> [Data extract]
# # # # # # #
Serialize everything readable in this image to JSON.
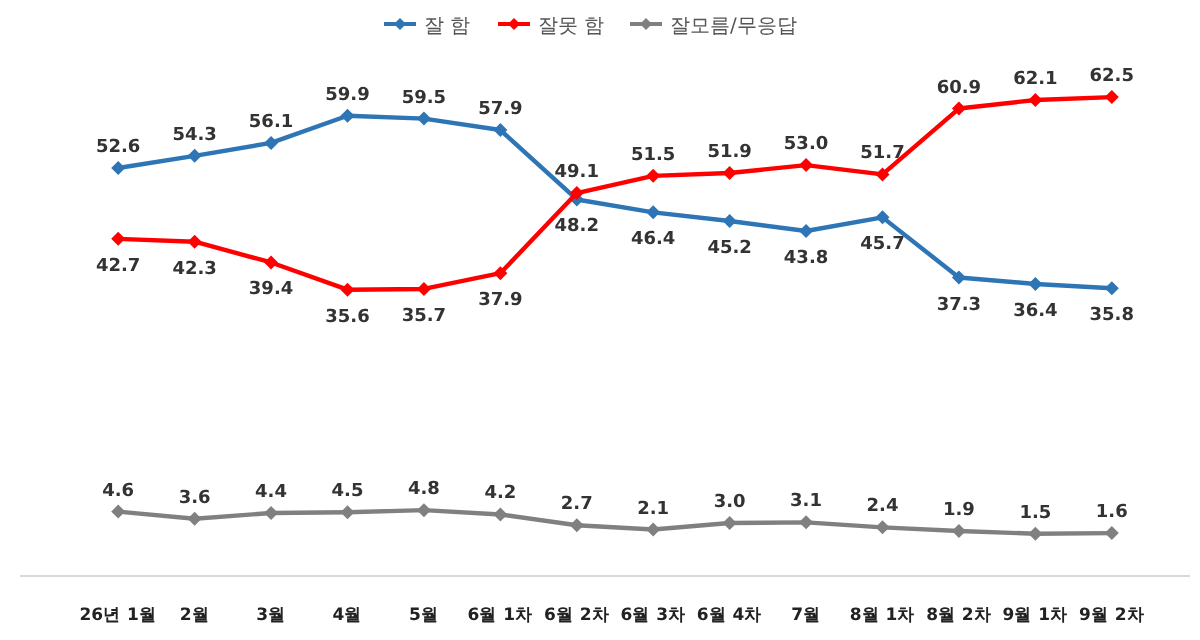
{
  "chart_data": {
    "type": "line",
    "categories": [
      "26년 1월",
      "2월",
      "3월",
      "4월",
      "5월",
      "6월 1차",
      "6월 2차",
      "6월 3차",
      "6월 4차",
      "7월",
      "8월 1차",
      "8월 2차",
      "9월 1차",
      "9월 2차"
    ],
    "series": [
      {
        "name": "잘 함",
        "color": "#2e75b6",
        "values": [
          52.6,
          54.3,
          56.1,
          59.9,
          59.5,
          57.9,
          48.2,
          46.4,
          45.2,
          43.8,
          45.7,
          37.3,
          36.4,
          35.8
        ],
        "value_labels": [
          "52.6",
          "54.3",
          "56.1",
          "59.9",
          "59.5",
          "57.9",
          "48.2",
          "46.4",
          "45.2",
          "43.8",
          "45.7",
          "37.3",
          "36.4",
          "35.8"
        ]
      },
      {
        "name": "잘못 함",
        "color": "#ff0000",
        "values": [
          42.7,
          42.3,
          39.4,
          35.6,
          35.7,
          37.9,
          49.1,
          51.5,
          51.9,
          53.0,
          51.7,
          60.9,
          62.1,
          62.5
        ],
        "value_labels": [
          "42.7",
          "42.3",
          "39.4",
          "35.6",
          "35.7",
          "37.9",
          "49.1",
          "51.5",
          "51.9",
          "53.0",
          "51.7",
          "60.9",
          "62.1",
          "62.5"
        ]
      },
      {
        "name": "잘모름/무응답",
        "color": "#808080",
        "values": [
          4.6,
          3.6,
          4.4,
          4.5,
          4.8,
          4.2,
          2.7,
          2.1,
          3.0,
          3.1,
          2.4,
          1.9,
          1.5,
          1.6
        ],
        "value_labels": [
          "4.6",
          "3.6",
          "4.4",
          "4.5",
          "4.8",
          "4.2",
          "2.7",
          "2.1",
          "3.0",
          "3.1",
          "2.4",
          "1.9",
          "1.5",
          "1.6"
        ]
      }
    ],
    "marker": "diamond",
    "legend": "top"
  }
}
# # # # # # #
> [Exercise requirements]
Your task is to gather all lines from the entries above that hold the word "color".

> [Task solution]
        "color": "#2e75b6",
        "color": "#ff0000",
        "color": "#808080",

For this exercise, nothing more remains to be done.